Saved entries

>> START

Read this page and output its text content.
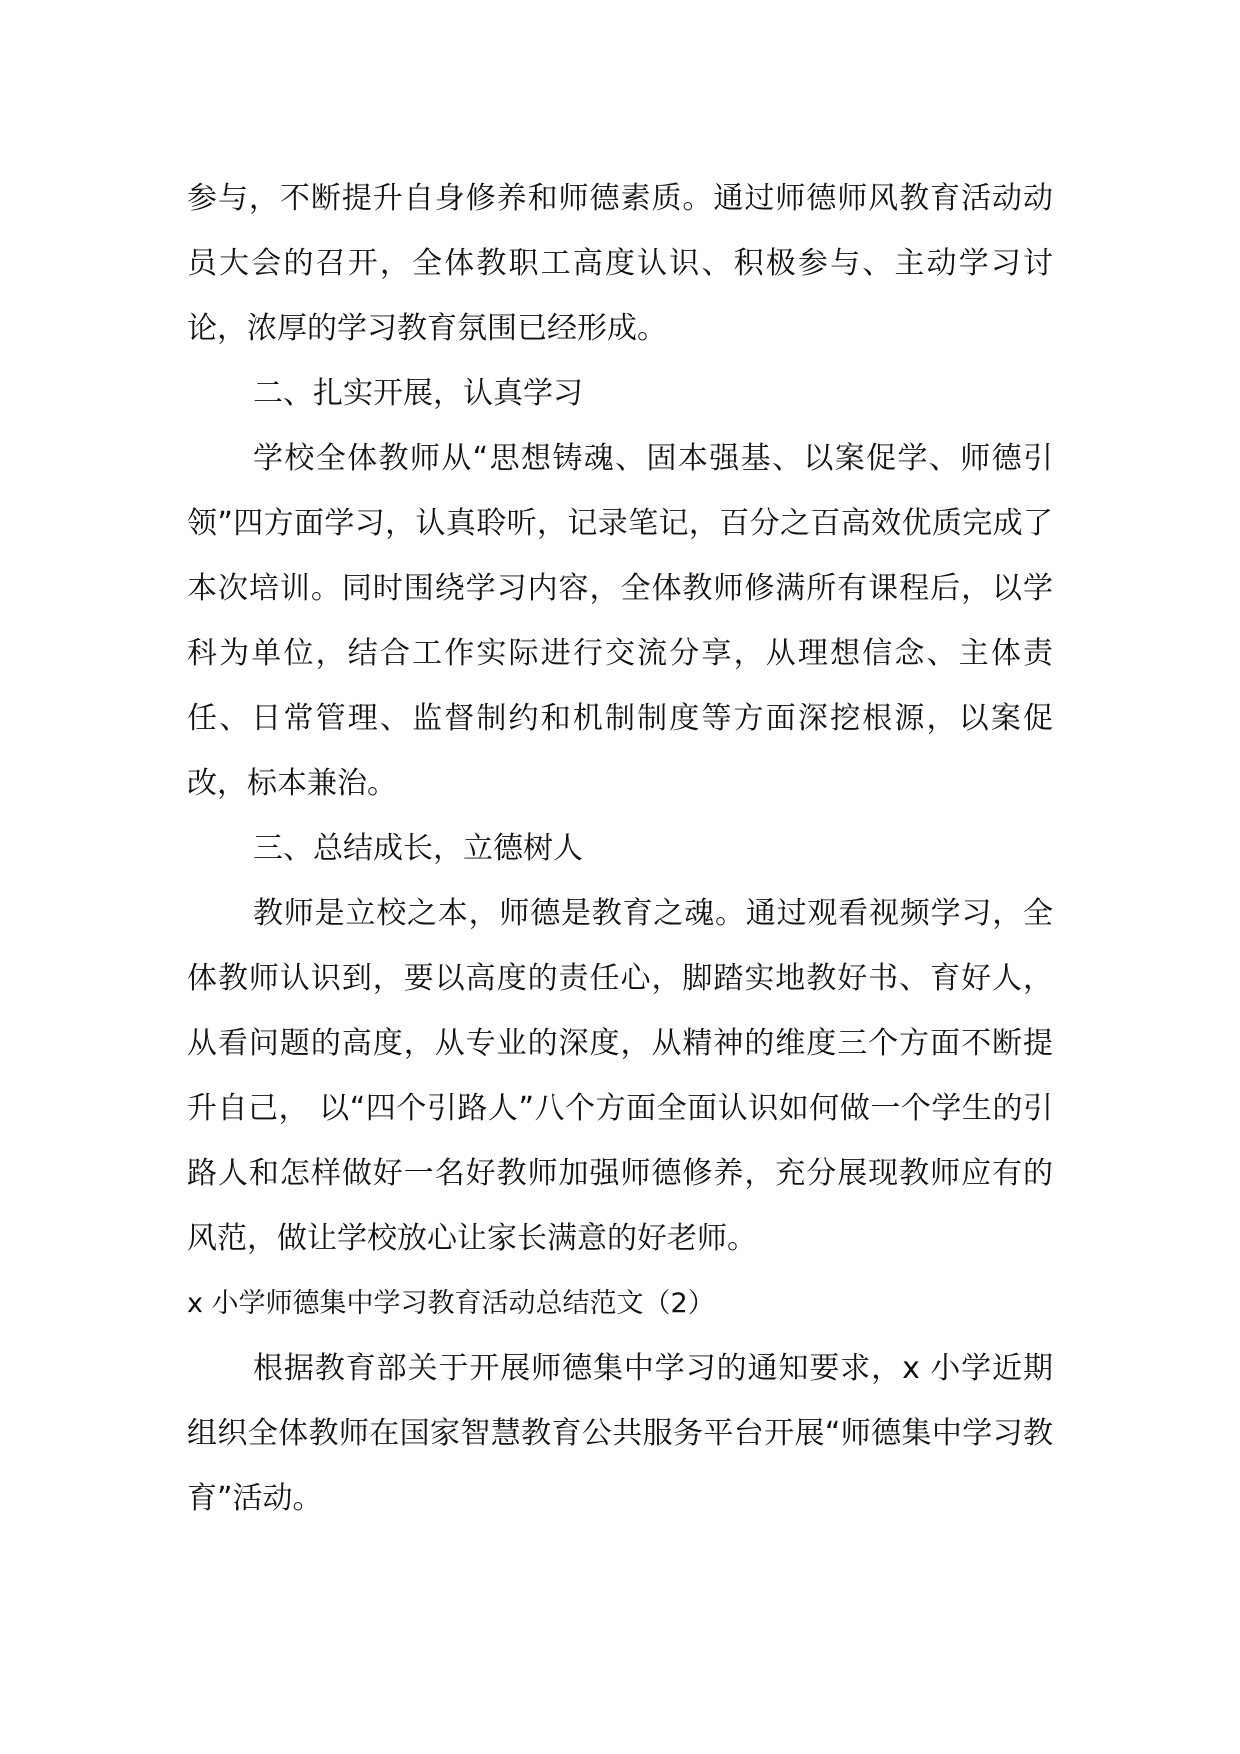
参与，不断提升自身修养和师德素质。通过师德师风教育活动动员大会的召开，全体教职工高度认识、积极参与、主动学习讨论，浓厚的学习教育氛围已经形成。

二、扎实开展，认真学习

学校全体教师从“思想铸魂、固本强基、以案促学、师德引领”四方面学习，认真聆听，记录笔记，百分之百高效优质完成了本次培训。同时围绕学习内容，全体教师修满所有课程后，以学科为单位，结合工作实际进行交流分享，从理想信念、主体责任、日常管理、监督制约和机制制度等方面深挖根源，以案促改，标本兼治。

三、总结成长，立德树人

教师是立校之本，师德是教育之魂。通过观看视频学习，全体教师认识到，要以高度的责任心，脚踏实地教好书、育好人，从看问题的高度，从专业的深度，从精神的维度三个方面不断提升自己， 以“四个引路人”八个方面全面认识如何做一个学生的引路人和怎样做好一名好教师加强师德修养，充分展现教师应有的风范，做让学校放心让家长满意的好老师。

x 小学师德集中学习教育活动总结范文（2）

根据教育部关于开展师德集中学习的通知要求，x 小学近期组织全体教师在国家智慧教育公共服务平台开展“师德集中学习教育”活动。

>> END
>> START

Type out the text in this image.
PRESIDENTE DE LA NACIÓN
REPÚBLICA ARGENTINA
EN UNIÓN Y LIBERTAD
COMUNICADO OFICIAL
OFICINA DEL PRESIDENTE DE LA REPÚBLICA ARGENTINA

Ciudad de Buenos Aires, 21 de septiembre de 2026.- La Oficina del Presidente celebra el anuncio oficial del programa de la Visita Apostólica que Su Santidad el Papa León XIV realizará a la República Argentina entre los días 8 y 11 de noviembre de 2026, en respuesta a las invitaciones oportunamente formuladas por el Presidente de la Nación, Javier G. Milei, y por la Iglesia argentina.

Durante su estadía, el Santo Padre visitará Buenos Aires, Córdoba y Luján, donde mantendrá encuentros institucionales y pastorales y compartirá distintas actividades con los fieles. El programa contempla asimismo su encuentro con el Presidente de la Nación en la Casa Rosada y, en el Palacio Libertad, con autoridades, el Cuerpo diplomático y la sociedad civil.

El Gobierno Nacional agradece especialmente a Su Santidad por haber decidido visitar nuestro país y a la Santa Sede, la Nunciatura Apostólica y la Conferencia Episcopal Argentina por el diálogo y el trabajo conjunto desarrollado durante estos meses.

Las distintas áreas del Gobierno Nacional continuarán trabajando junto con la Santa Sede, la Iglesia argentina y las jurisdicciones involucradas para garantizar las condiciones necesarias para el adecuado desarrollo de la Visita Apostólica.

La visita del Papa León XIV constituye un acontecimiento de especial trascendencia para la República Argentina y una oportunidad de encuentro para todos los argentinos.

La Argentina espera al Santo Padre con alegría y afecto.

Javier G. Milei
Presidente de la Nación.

>> END
>> START

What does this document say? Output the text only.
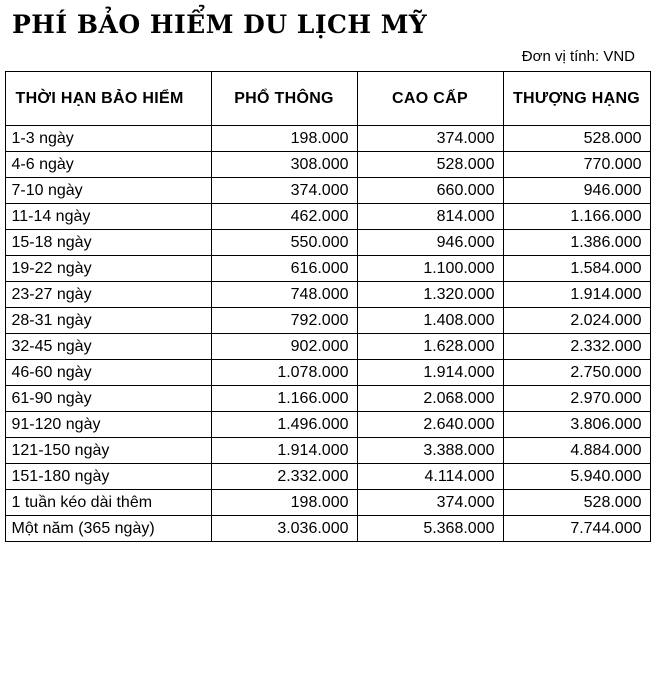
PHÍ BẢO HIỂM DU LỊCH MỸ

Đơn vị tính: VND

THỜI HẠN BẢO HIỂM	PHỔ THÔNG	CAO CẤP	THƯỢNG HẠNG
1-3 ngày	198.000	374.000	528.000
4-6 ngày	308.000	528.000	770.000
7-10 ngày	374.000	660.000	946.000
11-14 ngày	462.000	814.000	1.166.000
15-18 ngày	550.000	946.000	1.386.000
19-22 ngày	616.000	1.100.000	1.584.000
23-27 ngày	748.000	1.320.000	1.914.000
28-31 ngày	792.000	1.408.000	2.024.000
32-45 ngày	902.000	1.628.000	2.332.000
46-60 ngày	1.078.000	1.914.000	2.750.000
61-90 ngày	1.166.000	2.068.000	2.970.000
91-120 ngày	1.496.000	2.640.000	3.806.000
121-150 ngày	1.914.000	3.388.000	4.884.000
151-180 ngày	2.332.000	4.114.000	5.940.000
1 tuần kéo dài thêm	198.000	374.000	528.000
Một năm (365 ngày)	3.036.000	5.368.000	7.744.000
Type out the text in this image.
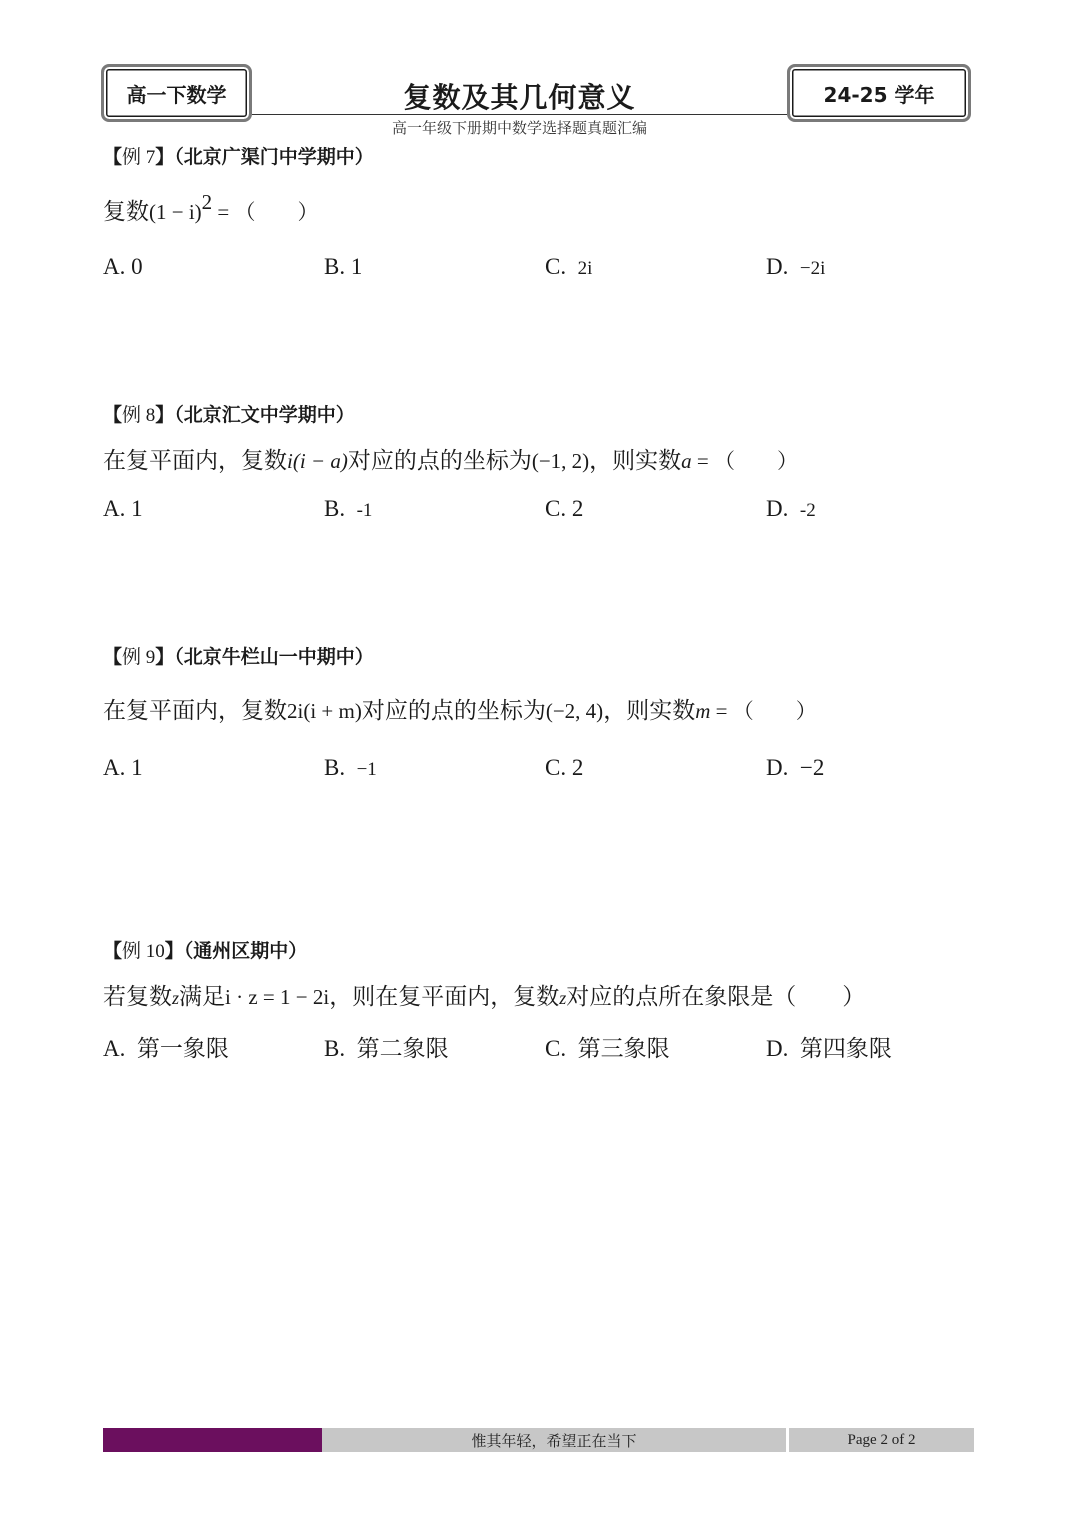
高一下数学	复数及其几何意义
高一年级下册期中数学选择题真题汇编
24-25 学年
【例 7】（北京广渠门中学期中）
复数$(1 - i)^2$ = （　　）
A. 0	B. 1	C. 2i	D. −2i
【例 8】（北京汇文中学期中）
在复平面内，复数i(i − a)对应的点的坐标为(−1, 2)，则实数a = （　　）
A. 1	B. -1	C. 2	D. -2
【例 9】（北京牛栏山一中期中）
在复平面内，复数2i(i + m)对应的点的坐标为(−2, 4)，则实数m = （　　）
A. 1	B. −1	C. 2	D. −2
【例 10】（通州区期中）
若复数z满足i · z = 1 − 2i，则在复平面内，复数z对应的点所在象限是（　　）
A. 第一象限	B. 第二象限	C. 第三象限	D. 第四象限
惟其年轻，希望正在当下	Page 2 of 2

>> END

#### TASK DESCRIPTION
Look through the material and copy each line that has "对应的点的坐标为".

#### SOLVED PROBLEM
在复平面内，复数i(i − a)对应的点的坐标为(−1, 2)，则实数a = （　　）
在复平面内，复数2i(i + m)对应的点的坐标为(−2, 4)，则实数m = （　　）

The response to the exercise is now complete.